:: Job ::
How many lines hold the string "screenshot"? Reply with the number alone.

(Dataset entries)
— Start —
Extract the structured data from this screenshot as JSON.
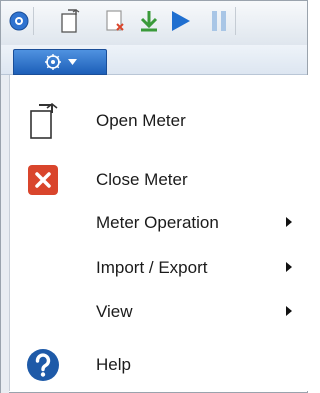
{
  "colors": {
    "accent": "#1d5fb8",
    "close_red": "#d9452c",
    "help_blue": "#1e5aa8",
    "play_blue": "#1f6fd0",
    "import_green": "#3a9a3a"
  },
  "toolbar": {
    "icons": [
      "app-logo-icon",
      "open-file-icon",
      "close-file-icon",
      "import-download-icon",
      "play-icon",
      "pause-icon"
    ]
  },
  "app_button": {
    "icon": "gear-icon",
    "dropdown": "chevron-down-icon"
  },
  "menu": {
    "items": [
      {
        "label": "Open Meter",
        "icon": "open-meter-icon",
        "submenu": false
      },
      {
        "label": "Close Meter",
        "icon": "close-meter-icon",
        "submenu": false
      },
      {
        "label": "Meter Operation",
        "icon": "",
        "submenu": true
      },
      {
        "label": "Import / Export",
        "icon": "",
        "submenu": true
      },
      {
        "label": "View",
        "icon": "",
        "submenu": true
      },
      {
        "label": "Help",
        "icon": "help-icon",
        "submenu": false
      }
    ]
  }
}
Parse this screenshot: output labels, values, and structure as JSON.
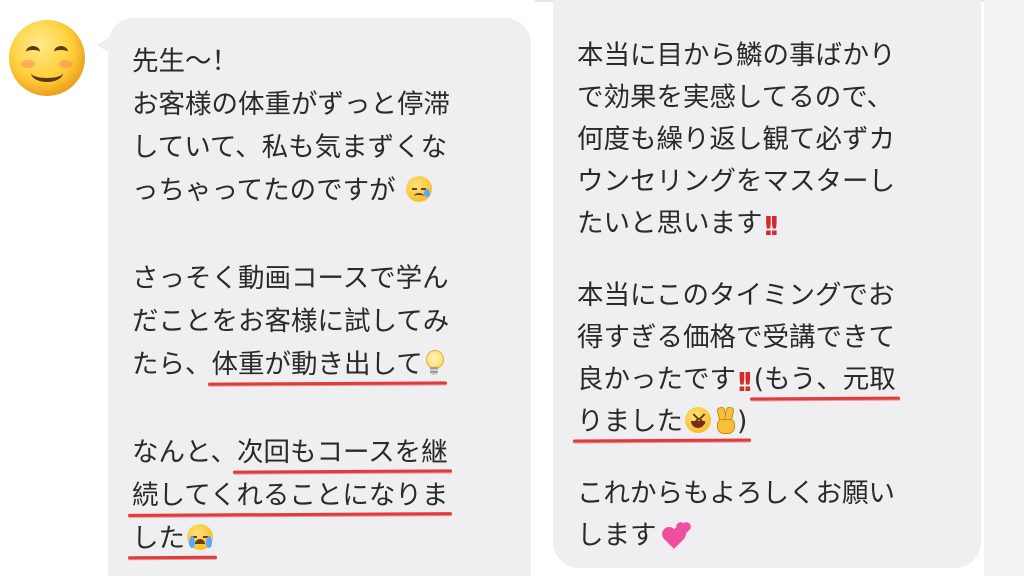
{
  "left_message": {
    "avatar": "smiling-face-emoji",
    "lines": [
      {
        "text": "先生〜！"
      },
      {
        "text": "お客様の体重がずっと停滞"
      },
      {
        "text": "していて、私も気まずくな"
      },
      {
        "text": "っちゃってたのですが",
        "emoji": "crying-face-emoji"
      },
      {
        "text": ""
      },
      {
        "text": "さっそく動画コースで学ん"
      },
      {
        "text": "だことをお客様に試してみ"
      },
      {
        "pre": "たら、",
        "highlight": "体重が動き出して",
        "emoji": "light-bulb-emoji"
      },
      {
        "text": ""
      },
      {
        "pre": "なんと、",
        "highlight": "次回もコースを継"
      },
      {
        "highlight": "続してくれることになりま"
      },
      {
        "highlight": "した",
        "emoji": "loudly-crying-face-emoji"
      }
    ]
  },
  "right_message": {
    "lines": [
      {
        "text": "本当に目から鱗の事ばかり"
      },
      {
        "text": "で効果を実感してるので、"
      },
      {
        "text": "何度も繰り返し観て必ずカ"
      },
      {
        "text": "ウンセリングをマスターし"
      },
      {
        "text": "たいと思います",
        "emoji": "double-exclamation-emoji"
      },
      {
        "text": ""
      },
      {
        "text": "本当にこのタイミングでお"
      },
      {
        "text": "得すぎる価格で受講できて"
      },
      {
        "pre": "良かったです",
        "mid_emoji": "double-exclamation-emoji",
        "highlight": "(もう、元取"
      },
      {
        "highlight": "りました",
        "emoji": "grinning-squinting-face-emoji",
        "emoji2": "victory-hand-emoji",
        "post": ")"
      },
      {
        "text": ""
      },
      {
        "text": "これからもよろしくお願い"
      },
      {
        "text": "します",
        "emoji": "two-hearts-emoji"
      }
    ]
  },
  "colors": {
    "bubble_bg": "#efeff2",
    "text": "#2a2a2a",
    "underline": "#e23b3b",
    "exclamation": "#d42a2a"
  }
}
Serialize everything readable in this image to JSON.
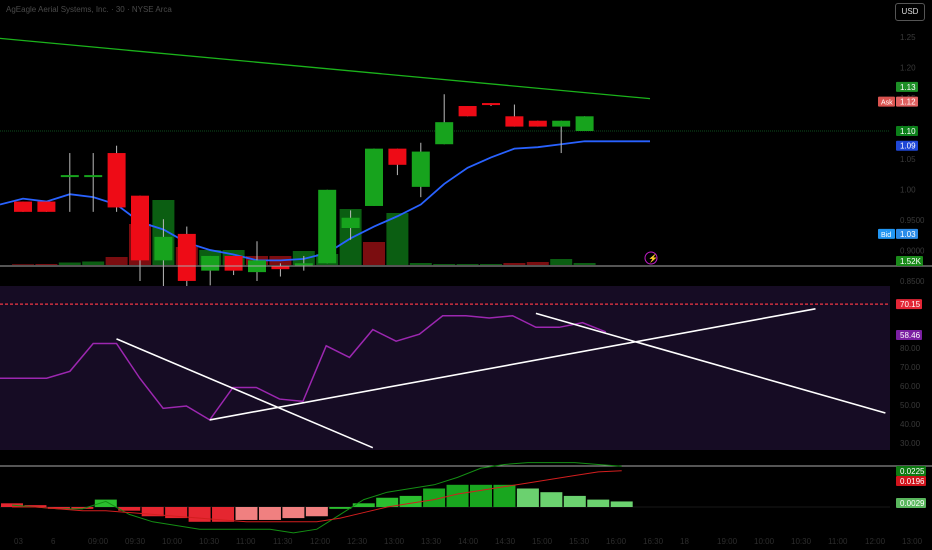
{
  "header": {
    "title": "AgEagle Aerial Systems, Inc. · 30 · NYSE Arca",
    "currency_button": "USD"
  },
  "colors": {
    "up": "#089981",
    "down": "#f23645",
    "ema": "#2962ff",
    "long_ma": "#1bb31b",
    "rsi": "#9c27b0",
    "rsi_band": "#160c24"
  },
  "chart_data": [
    {
      "type": "candlestick",
      "pane": "price",
      "price_axis_ticks": [
        "1.25",
        "1.20",
        "1.15",
        "1.10",
        "1.05",
        "1.00",
        "0.9500",
        "0.9000",
        "0.8500"
      ],
      "candles": [
        {
          "o": 1.052,
          "h": 1.052,
          "l": 1.045,
          "c": 1.045
        },
        {
          "o": 1.052,
          "h": 1.052,
          "l": 1.045,
          "c": 1.045
        },
        {
          "o": 1.07,
          "h": 1.085,
          "l": 1.045,
          "c": 1.07
        },
        {
          "o": 1.07,
          "h": 1.085,
          "l": 1.045,
          "c": 1.07
        },
        {
          "o": 1.085,
          "h": 1.09,
          "l": 1.045,
          "c": 1.048
        },
        {
          "o": 1.056,
          "h": 1.056,
          "l": 0.998,
          "c": 1.012
        },
        {
          "o": 1.012,
          "h": 1.04,
          "l": 0.985,
          "c": 1.028
        },
        {
          "o": 1.03,
          "h": 1.035,
          "l": 0.99,
          "c": 0.998
        },
        {
          "o": 1.005,
          "h": 1.015,
          "l": 0.995,
          "c": 1.015
        },
        {
          "o": 1.015,
          "h": 1.015,
          "l": 1.002,
          "c": 1.005
        },
        {
          "o": 1.004,
          "h": 1.025,
          "l": 0.998,
          "c": 1.012
        },
        {
          "o": 1.008,
          "h": 1.01,
          "l": 1.001,
          "c": 1.006
        },
        {
          "o": 1.01,
          "h": 1.015,
          "l": 1.005,
          "c": 1.01
        },
        {
          "o": 1.01,
          "h": 1.06,
          "l": 1.01,
          "c": 1.06
        },
        {
          "o": 1.034,
          "h": 1.046,
          "l": 1.026,
          "c": 1.041
        },
        {
          "o": 1.049,
          "h": 1.088,
          "l": 1.049,
          "c": 1.088
        },
        {
          "o": 1.088,
          "h": 1.088,
          "l": 1.07,
          "c": 1.077
        },
        {
          "o": 1.062,
          "h": 1.092,
          "l": 1.055,
          "c": 1.086
        },
        {
          "o": 1.091,
          "h": 1.125,
          "l": 1.091,
          "c": 1.106
        },
        {
          "o": 1.117,
          "h": 1.117,
          "l": 1.11,
          "c": 1.11
        },
        {
          "o": 1.119,
          "h": 1.119,
          "l": 1.117,
          "c": 1.118
        },
        {
          "o": 1.11,
          "h": 1.118,
          "l": 1.103,
          "c": 1.103
        },
        {
          "o": 1.107,
          "h": 1.107,
          "l": 1.103,
          "c": 1.103
        },
        {
          "o": 1.103,
          "h": 1.107,
          "l": 1.085,
          "c": 1.107
        },
        {
          "o": 1.1,
          "h": 1.11,
          "l": 1.1,
          "c": 1.11
        }
      ],
      "volume": [
        1.5,
        2,
        5,
        7,
        16,
        82,
        130,
        36,
        30,
        30,
        18,
        18,
        28,
        22,
        112,
        46,
        104,
        4,
        2,
        2,
        2,
        4,
        6,
        12,
        4
      ],
      "volume_colors": [
        "down",
        "down",
        "up",
        "up",
        "down",
        "down",
        "up",
        "down",
        "up",
        "up",
        "down",
        "down",
        "up",
        "up",
        "up",
        "down",
        "up",
        "up",
        "up",
        "up",
        "up",
        "down",
        "down",
        "up",
        "up"
      ],
      "ema": [
        1.054,
        1.052,
        1.057,
        1.055,
        1.05,
        1.038,
        1.033,
        1.024,
        1.019,
        1.016,
        1.012,
        1.012,
        1.013,
        1.017,
        1.027,
        1.035,
        1.042,
        1.05,
        1.064,
        1.075,
        1.082,
        1.088,
        1.089,
        1.091,
        1.093
      ],
      "long_ma_start": 1.163,
      "long_ma_end": 1.122,
      "labels": {
        "ma": "1.13",
        "ask_tag": "Ask",
        "ask": "1.12",
        "last": "1.10",
        "ema": "1.09",
        "bid_tag": "Bid",
        "bid": "1.03",
        "volume": "1.52K"
      },
      "label_values": {
        "ma": 1.13,
        "ask": 1.12,
        "last": 1.1,
        "ema": 1.09,
        "bid": 1.03
      }
    },
    {
      "type": "line",
      "pane": "rsi",
      "name": "",
      "values": [
        56,
        56,
        56,
        59,
        71,
        71,
        56,
        43,
        44,
        38,
        52,
        52,
        47,
        46,
        70,
        65,
        77,
        72,
        75,
        83,
        83,
        82,
        83,
        78,
        78,
        80,
        76
      ],
      "ylim": [
        25,
        95
      ],
      "upper_value": "70.15",
      "current_value": "58.46",
      "upper_level": 88,
      "axis_ticks": [
        "80.00",
        "70.00",
        "60.00",
        "50.00",
        "40.00",
        "30.00"
      ],
      "trendlines": [
        {
          "from": [
            5,
            73
          ],
          "to": [
            16,
            26
          ]
        },
        {
          "from": [
            9,
            38
          ],
          "to": [
            35,
            86
          ]
        },
        {
          "from": [
            23,
            84
          ],
          "to": [
            38,
            41
          ]
        }
      ]
    },
    {
      "type": "bar",
      "pane": "macd",
      "histogram": [
        0.002,
        0.001,
        -0.001,
        -0.001,
        0.004,
        -0.002,
        -0.005,
        -0.006,
        -0.008,
        -0.008,
        -0.007,
        -0.007,
        -0.006,
        -0.005,
        -0.001,
        0.002,
        0.005,
        0.006,
        0.01,
        0.012,
        0.012,
        0.012,
        0.01,
        0.008,
        0.006,
        0.004,
        0.003
      ],
      "histogram_colors": [
        "down",
        "down",
        "down",
        "down",
        "up",
        "down",
        "down",
        "down",
        "down",
        "down",
        "down",
        "down",
        "down",
        "down",
        "up",
        "up",
        "up",
        "up",
        "up",
        "up",
        "up",
        "up",
        "up",
        "up",
        "up",
        "up",
        "up"
      ],
      "macd_line": [
        0.001,
        0.0,
        -0.001,
        -0.001,
        0.003,
        -0.004,
        -0.008,
        -0.01,
        -0.012,
        -0.012,
        -0.012,
        -0.012,
        -0.014,
        -0.012,
        -0.004,
        0.004,
        0.008,
        0.01,
        0.012,
        0.016,
        0.021,
        0.023,
        0.024,
        0.024,
        0.024,
        0.023,
        0.022
      ],
      "signal_line": [
        0.0,
        0.0,
        -0.001,
        -0.002,
        -0.002,
        -0.003,
        -0.004,
        -0.005,
        -0.006,
        -0.007,
        -0.008,
        -0.008,
        -0.008,
        -0.008,
        -0.006,
        -0.003,
        0.0,
        0.002,
        0.004,
        0.007,
        0.009,
        0.011,
        0.013,
        0.015,
        0.017,
        0.019,
        0.0196
      ],
      "ylim": [
        -0.012,
        0.026
      ],
      "macd_value": "0.0225",
      "signal_value": "0.0196",
      "hist_value": "0.0029",
      "time_ticks": [
        "03",
        "6",
        "09:00",
        "09:30",
        "10:00",
        "10:30",
        "11:00",
        "11:30",
        "12:00",
        "12:30",
        "13:00",
        "13:30",
        "14:00",
        "14:30",
        "15:00",
        "15:30",
        "16:00",
        "16:30",
        "18",
        "19:00",
        "10:00",
        "10:30",
        "11:00",
        "12:00",
        "13:00"
      ]
    }
  ]
}
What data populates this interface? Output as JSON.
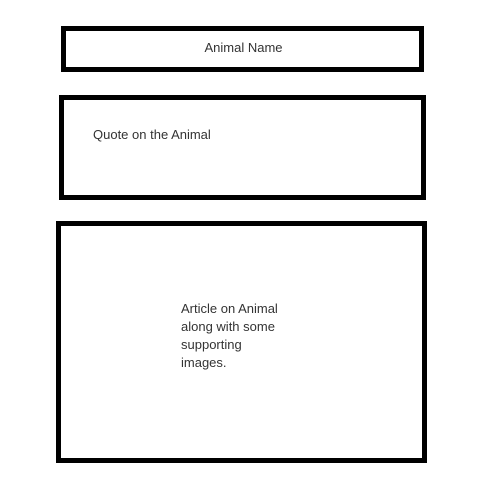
{
  "name_box": {
    "label": "Animal Name"
  },
  "quote_box": {
    "label": "Quote on the Animal"
  },
  "article_box": {
    "label": "Article on Animal\nalong with some\nsupporting\nimages."
  },
  "colors": {
    "border": "#000000",
    "background": "#ffffff",
    "text": "#333333"
  }
}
— End —
:: Result of the task ::
2